═════ RECORDS PROVIDED ═════

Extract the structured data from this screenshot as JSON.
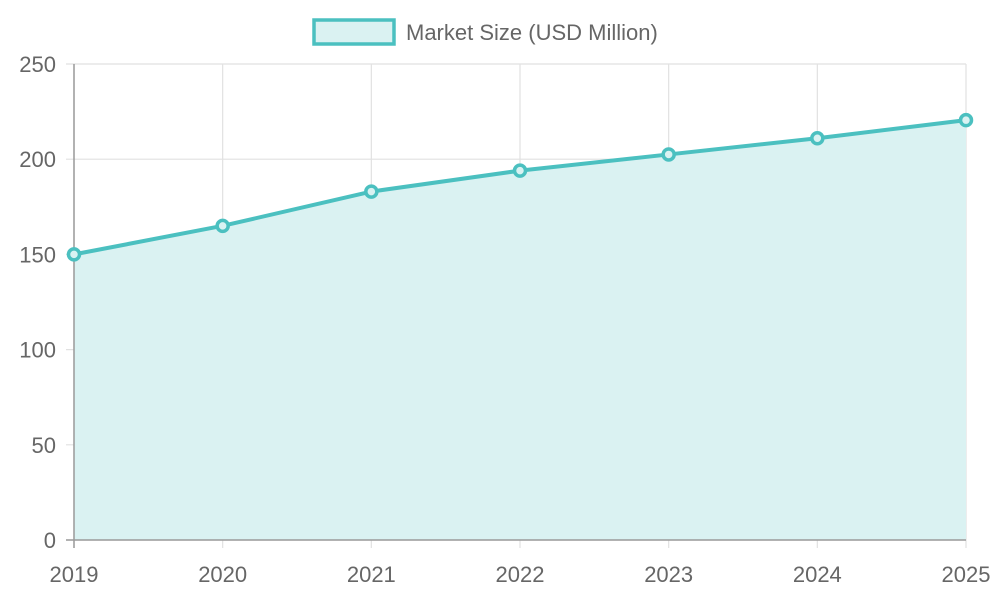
{
  "chart_data": {
    "type": "area",
    "title": "",
    "xlabel": "",
    "ylabel": "",
    "x": [
      "2019",
      "2020",
      "2021",
      "2022",
      "2023",
      "2024",
      "2025"
    ],
    "series": [
      {
        "name": "Market Size (USD Million)",
        "values": [
          150,
          165,
          183,
          194,
          202.5,
          211,
          220.5
        ]
      }
    ],
    "ylim": [
      0,
      250
    ],
    "yticks": [
      "0",
      "50",
      "100",
      "150",
      "200",
      "250"
    ],
    "grid": true,
    "legend_position": "top-center",
    "colors": {
      "line": "#4bc0c0",
      "fill": "#daf2f2",
      "grid": "#e1e1e1",
      "axis": "#9a9a9a",
      "text": "#666666"
    }
  }
}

═════

**SET EXERCISE**:
Retype all entries exactly as they appear, dropping the images.

**RESPONSE TO THIS EXERCISE**:
Extract the structured data from this screenshot as JSON.
{
  "chart_data": {
    "type": "area",
    "title": "",
    "xlabel": "",
    "ylabel": "",
    "x": [
      "2019",
      "2020",
      "2021",
      "2022",
      "2023",
      "2024",
      "2025"
    ],
    "series": [
      {
        "name": "Market Size (USD Million)",
        "values": [
          150,
          165,
          183,
          194,
          202.5,
          211,
          220.5
        ]
      }
    ],
    "ylim": [
      0,
      250
    ],
    "yticks": [
      "0",
      "50",
      "100",
      "150",
      "200",
      "250"
    ],
    "grid": true,
    "legend_position": "top-center",
    "colors": {
      "line": "#4bc0c0",
      "fill": "#daf2f2",
      "grid": "#e1e1e1",
      "axis": "#9a9a9a",
      "text": "#666666"
    }
  }
}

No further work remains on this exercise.